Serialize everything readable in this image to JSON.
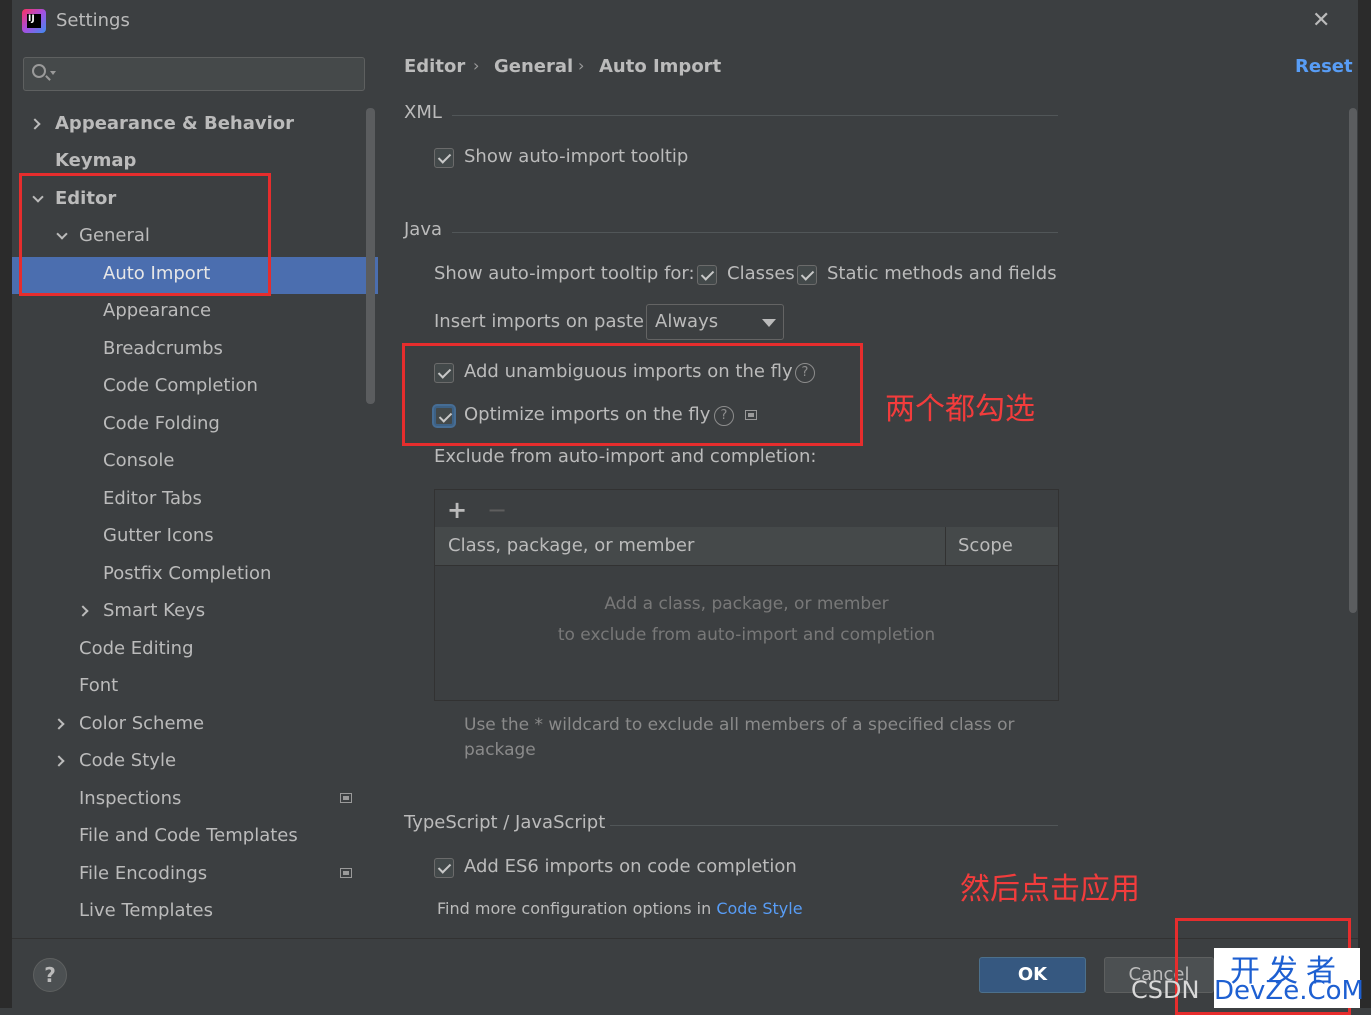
{
  "window": {
    "title": "Settings"
  },
  "search": {
    "placeholder": ""
  },
  "sidebar": {
    "items": [
      {
        "label": "Appearance & Behavior"
      },
      {
        "label": "Keymap"
      },
      {
        "label": "Editor"
      },
      {
        "label": "General"
      },
      {
        "label": "Auto Import"
      },
      {
        "label": "Appearance"
      },
      {
        "label": "Breadcrumbs"
      },
      {
        "label": "Code Completion"
      },
      {
        "label": "Code Folding"
      },
      {
        "label": "Console"
      },
      {
        "label": "Editor Tabs"
      },
      {
        "label": "Gutter Icons"
      },
      {
        "label": "Postfix Completion"
      },
      {
        "label": "Smart Keys"
      },
      {
        "label": "Code Editing"
      },
      {
        "label": "Font"
      },
      {
        "label": "Color Scheme"
      },
      {
        "label": "Code Style"
      },
      {
        "label": "Inspections"
      },
      {
        "label": "File and Code Templates"
      },
      {
        "label": "File Encodings"
      },
      {
        "label": "Live Templates"
      }
    ]
  },
  "breadcrumb": {
    "items": [
      "Editor",
      "General",
      "Auto Import"
    ],
    "separator": "›",
    "reset_label": "Reset"
  },
  "xml": {
    "title": "XML",
    "show_tooltip_label": "Show auto-import tooltip"
  },
  "java": {
    "title": "Java",
    "tooltip_for_label": "Show auto-import tooltip for:",
    "classes_label": "Classes",
    "static_label": "Static methods and fields",
    "insert_label": "Insert imports on paste:",
    "insert_value": "Always",
    "unambiguous_label": "Add unambiguous imports on the fly",
    "optimize_label": "Optimize imports on the fly",
    "exclude_label": "Exclude from auto-import and completion:",
    "table": {
      "add": "+",
      "remove": "−",
      "col1": "Class, package, or member",
      "col2": "Scope",
      "empty_line1": "Add a class, package, or member",
      "empty_line2": "to exclude from auto-import and completion"
    },
    "hint_line1": "Use the * wildcard to exclude all members of a specified class or",
    "hint_line2": "package"
  },
  "ts": {
    "title": "TypeScript / JavaScript",
    "es6_label": "Add ES6 imports on code completion",
    "more_prefix": "Find more configuration options in",
    "more_link": "Code Style"
  },
  "footer": {
    "help": "?",
    "ok": "OK",
    "cancel": "Cancel"
  },
  "annotations": {
    "both_check": "两个都勾选",
    "then_apply": "然后点击应用"
  },
  "watermark": {
    "line1": "开发者",
    "line2": "DevZe.CoM",
    "csdn": "CSDN"
  },
  "colors": {
    "selected": "#4b6eaf",
    "link": "#589df6",
    "annotation": "#e62d2d",
    "ok_button": "#365880"
  }
}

####################

What you will do ::
Scan the listing above. Gather each line that contains the word "Templates".

Reply ::
        "label": "File and Code Templates"
        "label": "Live Templates"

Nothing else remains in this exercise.